Extracted data entries
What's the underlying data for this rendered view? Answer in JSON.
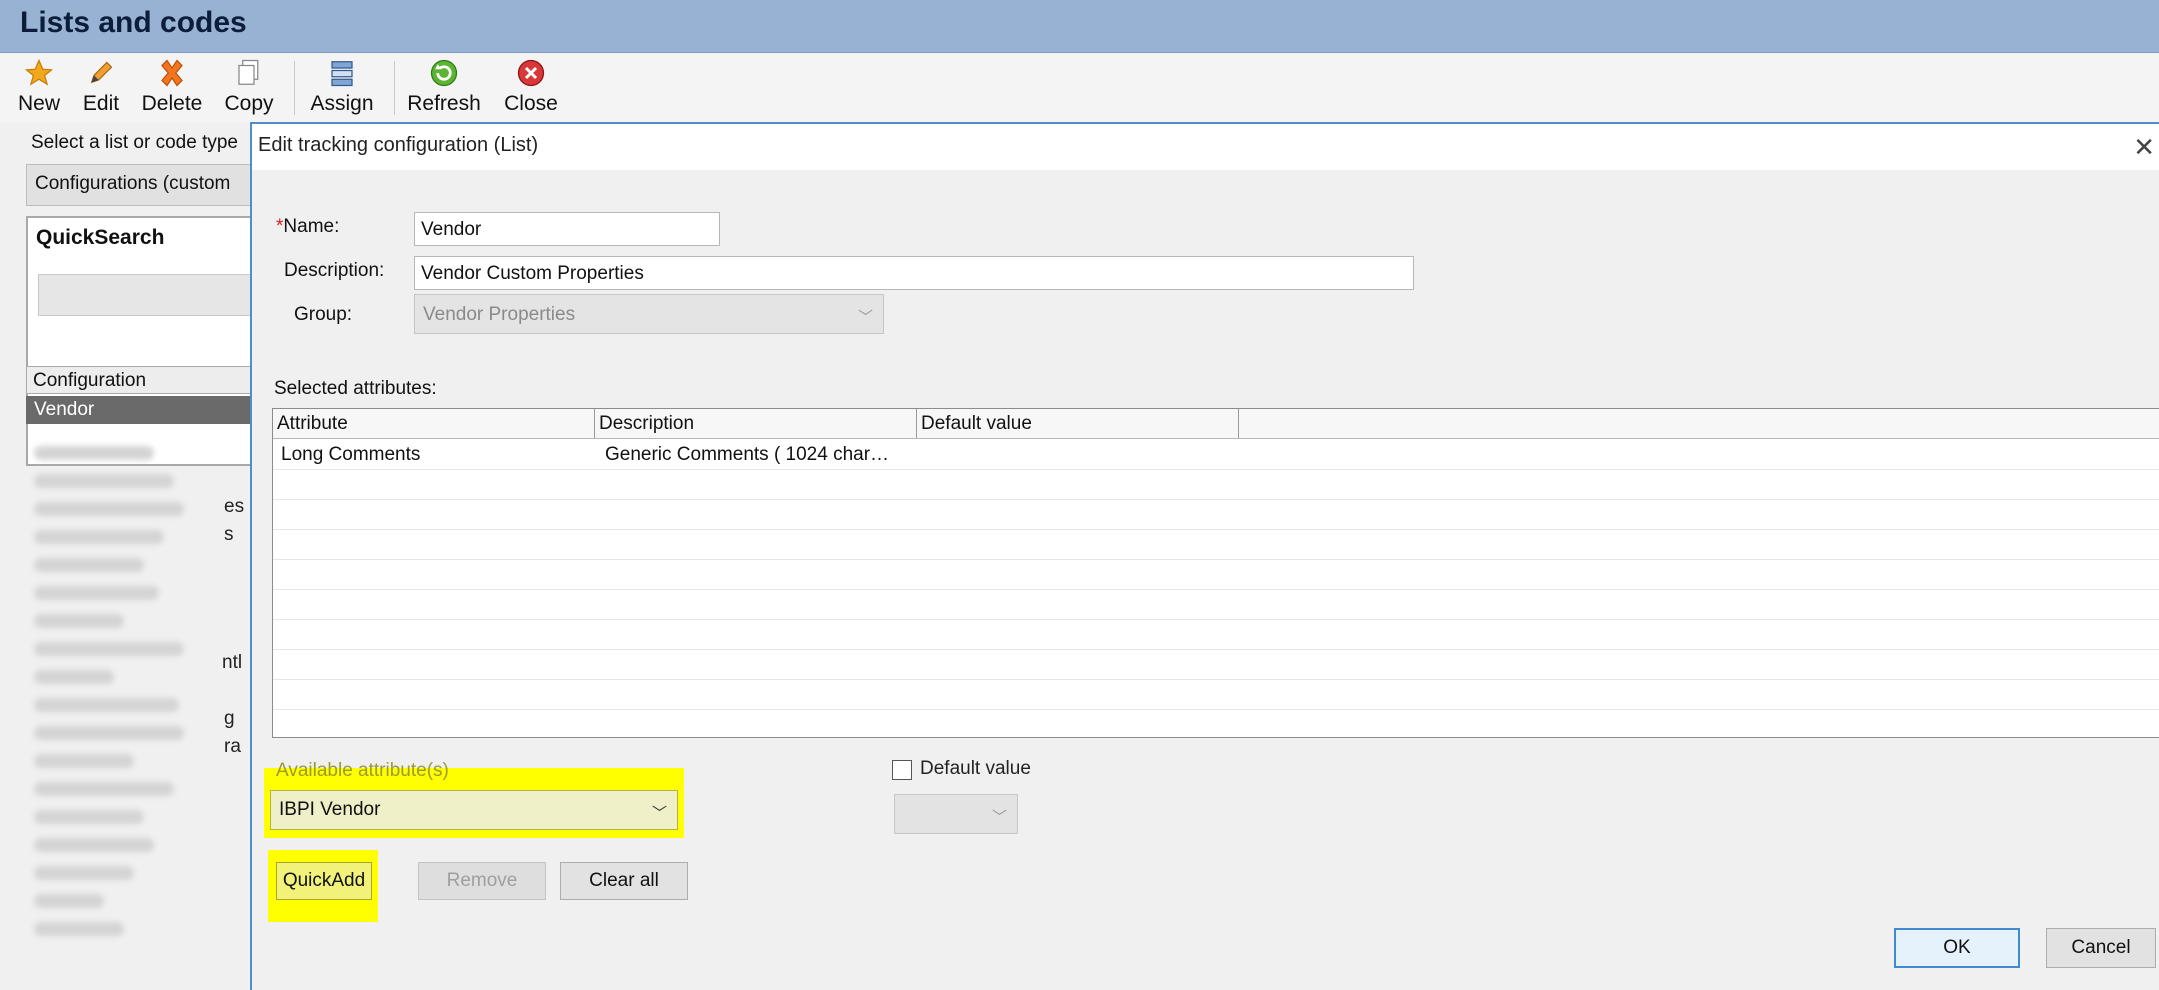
{
  "window": {
    "title": "Lists and codes"
  },
  "toolbar": {
    "new": "New",
    "edit": "Edit",
    "delete": "Delete",
    "copy": "Copy",
    "assign": "Assign",
    "refresh": "Refresh",
    "close": "Close"
  },
  "left_panel": {
    "prompt": "Select a list or code type",
    "list_type_value": "Configurations (custom",
    "quicksearch_title": "QuickSearch",
    "grid_header": "Configuration",
    "selected_item": "Vendor",
    "partial_texts": [
      "es",
      "s",
      "ntl",
      "g",
      "ra"
    ]
  },
  "dialog": {
    "title": "Edit tracking configuration (List)",
    "name_label": "Name:",
    "required_mark": "*",
    "name_value": "Vendor",
    "description_label": "Description:",
    "description_value": "Vendor Custom Properties",
    "group_label": "Group:",
    "group_value": "Vendor Properties",
    "selected_attributes_label": "Selected attributes:",
    "columns": [
      "Attribute",
      "Description",
      "Default value"
    ],
    "rows": [
      {
        "attribute": "Long Comments",
        "description": "Generic Comments ( 1024 char…",
        "default_value": ""
      }
    ],
    "available_label": "Available attribute(s)",
    "available_value": "IBPI Vendor",
    "default_value_label": "Default value",
    "default_value_checked": false,
    "quickadd": "QuickAdd",
    "remove": "Remove",
    "clear_all": "Clear all",
    "ok": "OK",
    "cancel": "Cancel"
  },
  "colors": {
    "title_bar": "#98b2d4",
    "dialog_border": "#4f8ec9",
    "highlight": "#ffff00",
    "selected_row": "#6a6a6a"
  }
}
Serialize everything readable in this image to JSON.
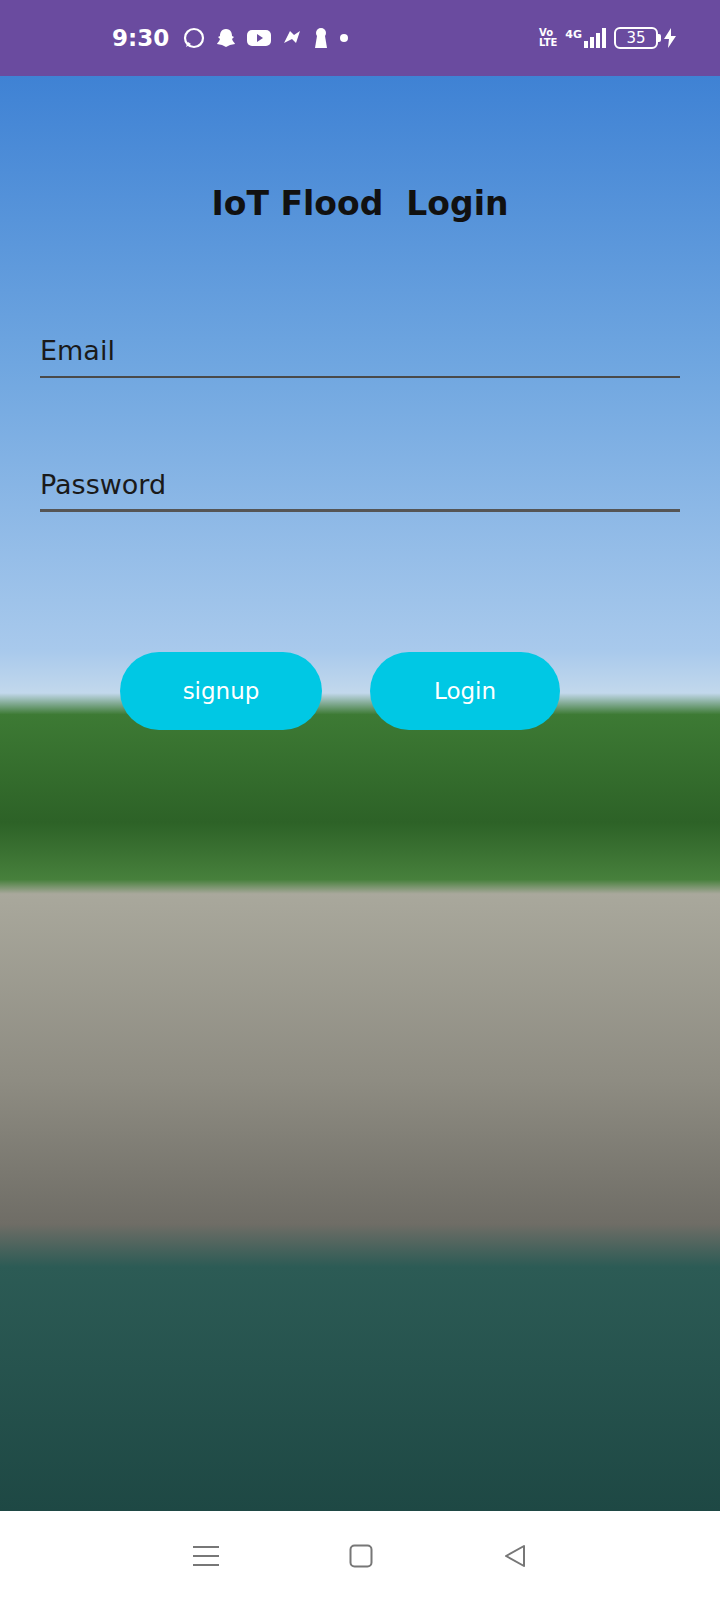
{
  "status_bar": {
    "time": "9:30",
    "volte": [
      "Vo",
      "LTE"
    ],
    "network": "4G",
    "battery": "35"
  },
  "title": "IoT Flood  Login",
  "fields": [
    {
      "placeholder": "Email"
    },
    {
      "placeholder": "Password"
    }
  ],
  "buttons": [
    "signup",
    "Login"
  ]
}
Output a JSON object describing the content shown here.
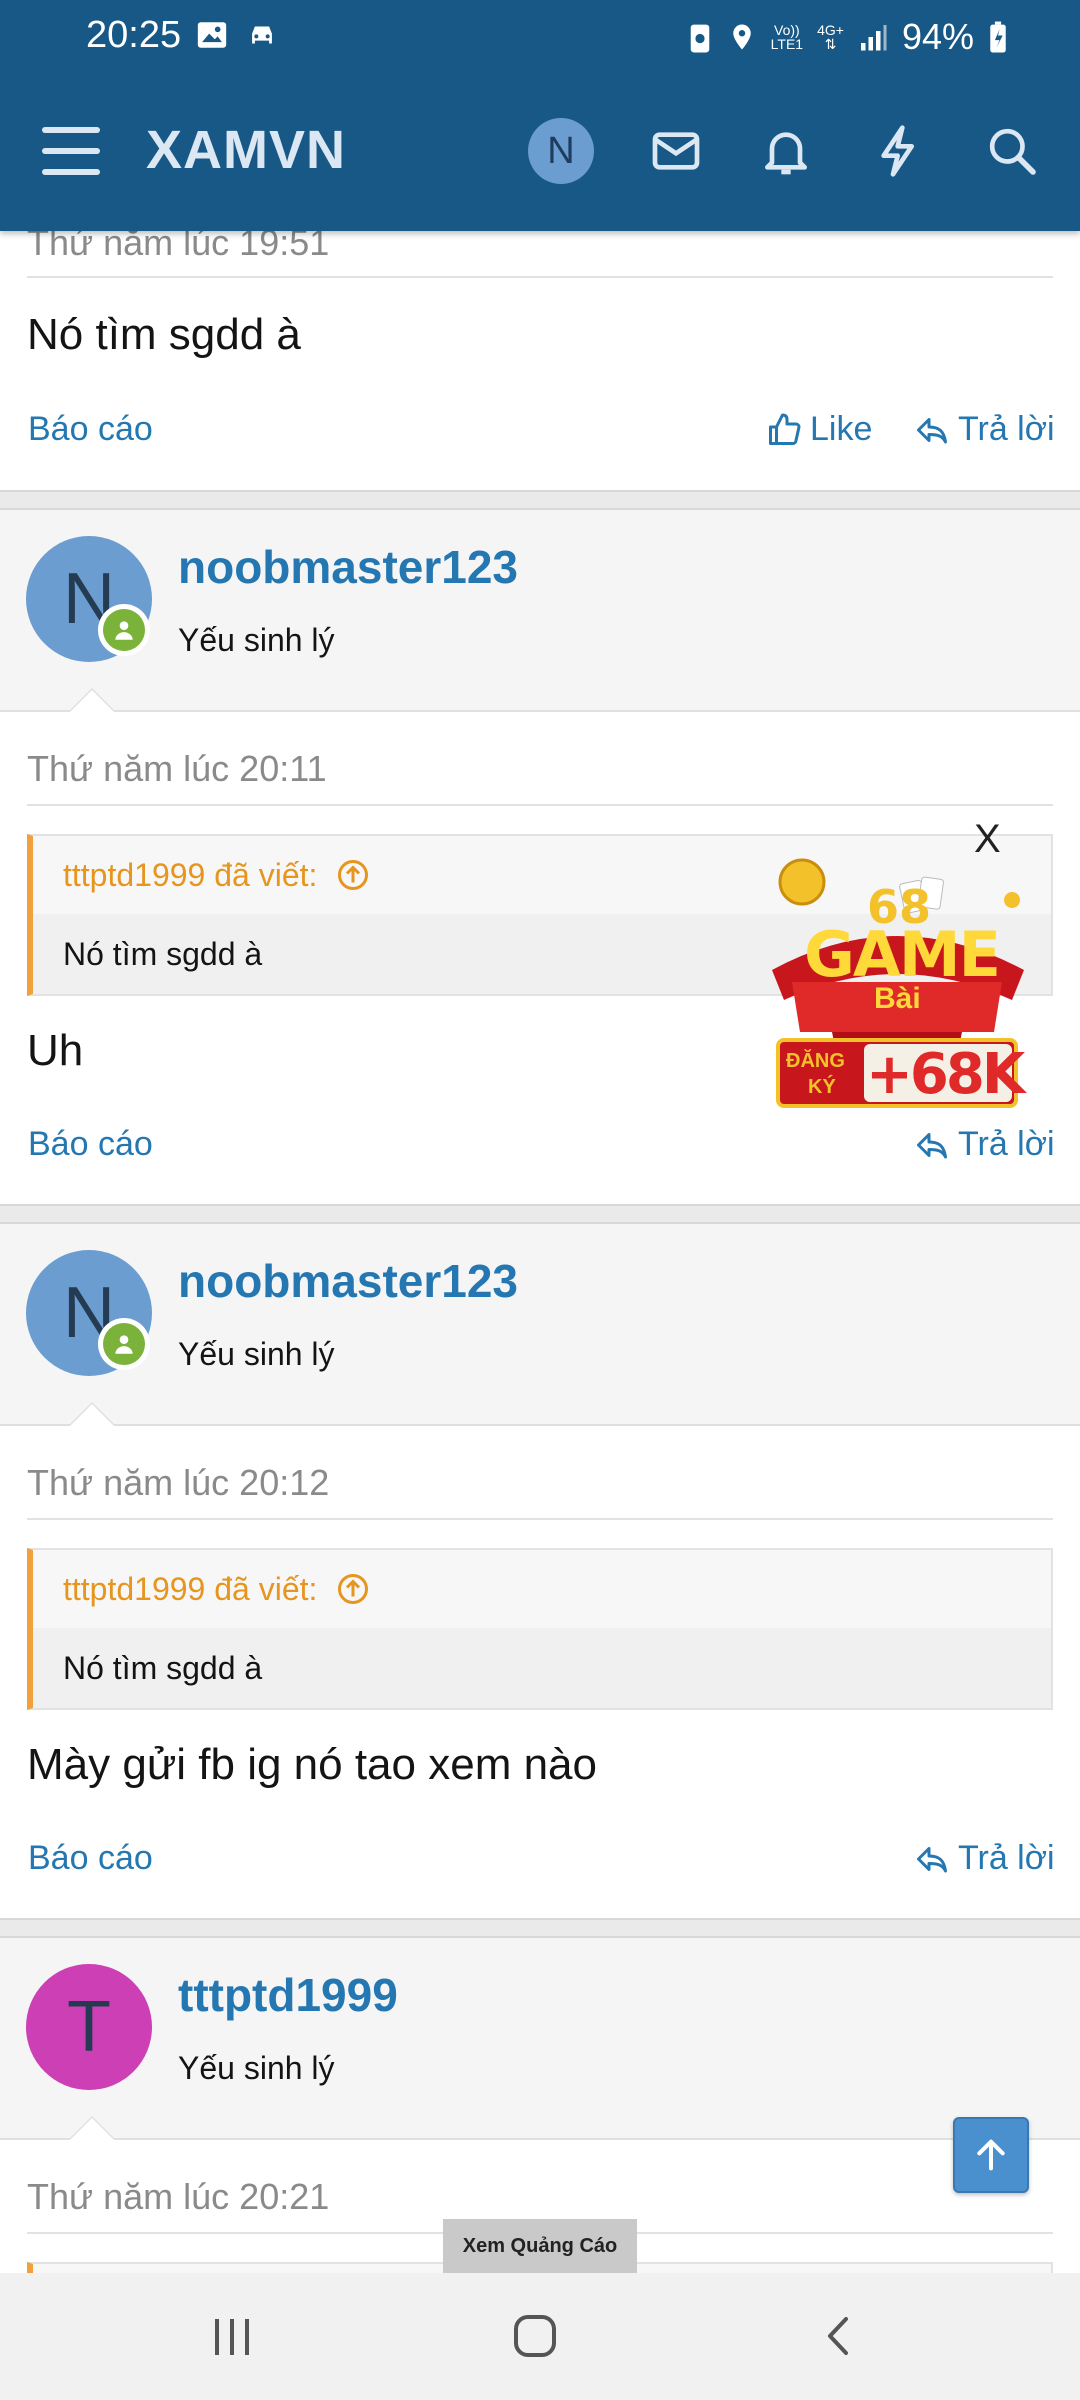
{
  "status": {
    "time": "20:25",
    "lte_top": "Vo))",
    "lte_bottom": "LTE1",
    "net": "4G+",
    "battery": "94%"
  },
  "header": {
    "logo": "XAMVN",
    "avatar_letter": "N"
  },
  "posts": [
    {
      "date": "Thứ năm lúc 19:51",
      "message": "Nó tìm sgdd à",
      "report": "Báo cáo",
      "like": "Like",
      "reply": "Trả lời"
    },
    {
      "user": {
        "letter": "N",
        "name": "noobmaster123",
        "title": "Yếu sinh lý",
        "color": "#6b9dd1"
      },
      "date": "Thứ năm lúc 20:11",
      "quote": {
        "author": "tttptd1999 đã viết:",
        "text": "Nó tìm sgdd à"
      },
      "message": "Uh",
      "report": "Báo cáo",
      "reply": "Trả lời"
    },
    {
      "user": {
        "letter": "N",
        "name": "noobmaster123",
        "title": "Yếu sinh lý",
        "color": "#6b9dd1"
      },
      "date": "Thứ năm lúc 20:12",
      "quote": {
        "author": "tttptd1999 đã viết:",
        "text": "Nó tìm sgdd à"
      },
      "message": "Mày gửi fb ig nó tao xem nào",
      "report": "Báo cáo",
      "reply": "Trả lời"
    },
    {
      "user": {
        "letter": "T",
        "name": "tttptd1999",
        "title": "Yếu sinh lý",
        "color": "#cc3fb5"
      },
      "date": "Thứ năm lúc 20:21"
    }
  ],
  "ad": {
    "close": "X",
    "num": "68",
    "game": "GAME",
    "bai": "Bài",
    "dang": "ĐĂNG",
    "ky": "KÝ",
    "bonus": "+68K",
    "view_ad": "Xem Quảng Cáo"
  },
  "colors": {
    "header": "#185886",
    "link": "#2577b1",
    "quote_accent": "#f1a13c",
    "online": "#7bb23a"
  }
}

Task requirements
Write out every record above exactly as it stands, but leave out the pictures.

The result
What's the underlying data for this rendered view? Answer in JSON.
{
  "window": {
    "title": "Lists and codes"
  },
  "toolbar": {
    "new": "New",
    "edit": "Edit",
    "delete": "Delete",
    "copy": "Copy",
    "assign": "Assign",
    "refresh": "Refresh",
    "close": "Close"
  },
  "left_panel": {
    "prompt": "Select a list or code type",
    "list_type_value": "Configurations (custom",
    "quicksearch_title": "QuickSearch",
    "grid_header": "Configuration",
    "selected_item": "Vendor",
    "partial_texts": [
      "es",
      "s",
      "ntl",
      "g",
      "ra"
    ]
  },
  "dialog": {
    "title": "Edit tracking configuration (List)",
    "name_label": "Name:",
    "required_mark": "*",
    "name_value": "Vendor",
    "description_label": "Description:",
    "description_value": "Vendor Custom Properties",
    "group_label": "Group:",
    "group_value": "Vendor Properties",
    "selected_attributes_label": "Selected attributes:",
    "columns": [
      "Attribute",
      "Description",
      "Default value"
    ],
    "rows": [
      {
        "attribute": "Long Comments",
        "description": "Generic Comments ( 1024 char…",
        "default_value": ""
      }
    ],
    "available_label": "Available attribute(s)",
    "available_value": "IBPI Vendor",
    "default_value_label": "Default value",
    "default_value_checked": false,
    "quickadd": "QuickAdd",
    "remove": "Remove",
    "clear_all": "Clear all",
    "ok": "OK",
    "cancel": "Cancel"
  },
  "colors": {
    "title_bar": "#98b2d4",
    "dialog_border": "#4f8ec9",
    "highlight": "#ffff00",
    "selected_row": "#6a6a6a"
  }
}
Serialize everything readable in this image to JSON.
{
  "status_bar": {
    "time": "9:30",
    "volte": [
      "Vo",
      "LTE"
    ],
    "network": "4G",
    "battery": "35"
  },
  "title": "IoT Flood  Login",
  "fields": [
    {
      "placeholder": "Email"
    },
    {
      "placeholder": "Password"
    }
  ],
  "buttons": [
    "signup",
    "Login"
  ]
}
Output a JSON object describing the content shown here.
{
  "status": {
    "time": "20:25",
    "lte_top": "Vo))",
    "lte_bottom": "LTE1",
    "net": "4G+",
    "battery": "94%"
  },
  "header": {
    "logo": "XAMVN",
    "avatar_letter": "N"
  },
  "posts": [
    {
      "date": "Thứ năm lúc 19:51",
      "message": "Nó tìm sgdd à",
      "report": "Báo cáo",
      "like": "Like",
      "reply": "Trả lời"
    },
    {
      "user": {
        "letter": "N",
        "name": "noobmaster123",
        "title": "Yếu sinh lý",
        "color": "#6b9dd1"
      },
      "date": "Thứ năm lúc 20:11",
      "quote": {
        "author": "tttptd1999 đã viết:",
        "text": "Nó tìm sgdd à"
      },
      "message": "Uh",
      "report": "Báo cáo",
      "reply": "Trả lời"
    },
    {
      "user": {
        "letter": "N",
        "name": "noobmaster123",
        "title": "Yếu sinh lý",
        "color": "#6b9dd1"
      },
      "date": "Thứ năm lúc 20:12",
      "quote": {
        "author": "tttptd1999 đã viết:",
        "text": "Nó tìm sgdd à"
      },
      "message": "Mày gửi fb ig nó tao xem nào",
      "report": "Báo cáo",
      "reply": "Trả lời"
    },
    {
      "user": {
        "letter": "T",
        "name": "tttptd1999",
        "title": "Yếu sinh lý",
        "color": "#cc3fb5"
      },
      "date": "Thứ năm lúc 20:21"
    }
  ],
  "ad": {
    "close": "X",
    "num": "68",
    "game": "GAME",
    "bai": "Bài",
    "dang": "ĐĂNG",
    "ky": "KÝ",
    "bonus": "+68K",
    "view_ad": "Xem Quảng Cáo"
  },
  "colors": {
    "header": "#185886",
    "link": "#2577b1",
    "quote_accent": "#f1a13c",
    "online": "#7bb23a"
  }
}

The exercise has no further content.